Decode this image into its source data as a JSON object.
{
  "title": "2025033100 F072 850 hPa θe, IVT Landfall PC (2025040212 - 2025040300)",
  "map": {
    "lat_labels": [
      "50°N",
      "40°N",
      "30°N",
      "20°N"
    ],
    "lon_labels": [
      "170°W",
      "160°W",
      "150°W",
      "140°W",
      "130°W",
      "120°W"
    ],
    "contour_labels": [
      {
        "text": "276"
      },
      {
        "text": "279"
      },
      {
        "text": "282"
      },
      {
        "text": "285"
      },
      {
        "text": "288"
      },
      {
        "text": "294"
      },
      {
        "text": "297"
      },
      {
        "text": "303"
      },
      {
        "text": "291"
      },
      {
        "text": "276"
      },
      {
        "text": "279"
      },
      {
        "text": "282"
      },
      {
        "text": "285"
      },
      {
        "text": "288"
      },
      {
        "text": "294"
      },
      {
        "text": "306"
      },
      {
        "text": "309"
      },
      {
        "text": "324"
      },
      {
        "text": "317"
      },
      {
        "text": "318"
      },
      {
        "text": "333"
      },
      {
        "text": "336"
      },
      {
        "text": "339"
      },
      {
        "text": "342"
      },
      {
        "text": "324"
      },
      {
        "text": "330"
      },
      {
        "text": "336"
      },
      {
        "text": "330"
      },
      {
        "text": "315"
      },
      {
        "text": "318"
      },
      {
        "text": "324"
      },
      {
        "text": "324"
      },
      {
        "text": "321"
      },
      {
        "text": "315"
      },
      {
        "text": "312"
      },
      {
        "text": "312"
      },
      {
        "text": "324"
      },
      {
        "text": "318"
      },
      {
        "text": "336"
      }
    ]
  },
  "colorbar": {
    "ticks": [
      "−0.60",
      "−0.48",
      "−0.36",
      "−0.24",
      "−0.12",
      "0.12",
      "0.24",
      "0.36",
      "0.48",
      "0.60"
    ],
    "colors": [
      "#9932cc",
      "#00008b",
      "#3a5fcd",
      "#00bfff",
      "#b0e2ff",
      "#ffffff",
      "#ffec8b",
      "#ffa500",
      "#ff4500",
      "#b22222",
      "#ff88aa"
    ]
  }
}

◇ ◇ ◇ ◇ ◇ ◇ ◇

▶ [REQUIRED TASK]: Repeat every line of the data, exactly and in full.

▶ [SOLVED EXERCISE]:
Decode this image into its source data as a JSON object.
{
  "title": "2025033100 F072 850 hPa θe, IVT Landfall PC (2025040212 - 2025040300)",
  "map": {
    "lat_labels": [
      "50°N",
      "40°N",
      "30°N",
      "20°N"
    ],
    "lon_labels": [
      "170°W",
      "160°W",
      "150°W",
      "140°W",
      "130°W",
      "120°W"
    ],
    "contour_labels": [
      {
        "text": "276"
      },
      {
        "text": "279"
      },
      {
        "text": "282"
      },
      {
        "text": "285"
      },
      {
        "text": "288"
      },
      {
        "text": "294"
      },
      {
        "text": "297"
      },
      {
        "text": "303"
      },
      {
        "text": "291"
      },
      {
        "text": "276"
      },
      {
        "text": "279"
      },
      {
        "text": "282"
      },
      {
        "text": "285"
      },
      {
        "text": "288"
      },
      {
        "text": "294"
      },
      {
        "text": "306"
      },
      {
        "text": "309"
      },
      {
        "text": "324"
      },
      {
        "text": "317"
      },
      {
        "text": "318"
      },
      {
        "text": "333"
      },
      {
        "text": "336"
      },
      {
        "text": "339"
      },
      {
        "text": "342"
      },
      {
        "text": "324"
      },
      {
        "text": "330"
      },
      {
        "text": "336"
      },
      {
        "text": "330"
      },
      {
        "text": "315"
      },
      {
        "text": "318"
      },
      {
        "text": "324"
      },
      {
        "text": "324"
      },
      {
        "text": "321"
      },
      {
        "text": "315"
      },
      {
        "text": "312"
      },
      {
        "text": "312"
      },
      {
        "text": "324"
      },
      {
        "text": "318"
      },
      {
        "text": "336"
      }
    ]
  },
  "colorbar": {
    "ticks": [
      "−0.60",
      "−0.48",
      "−0.36",
      "−0.24",
      "−0.12",
      "0.12",
      "0.24",
      "0.36",
      "0.48",
      "0.60"
    ],
    "colors": [
      "#9932cc",
      "#00008b",
      "#3a5fcd",
      "#00bfff",
      "#b0e2ff",
      "#ffffff",
      "#ffec8b",
      "#ffa500",
      "#ff4500",
      "#b22222",
      "#ff88aa"
    ]
  }
}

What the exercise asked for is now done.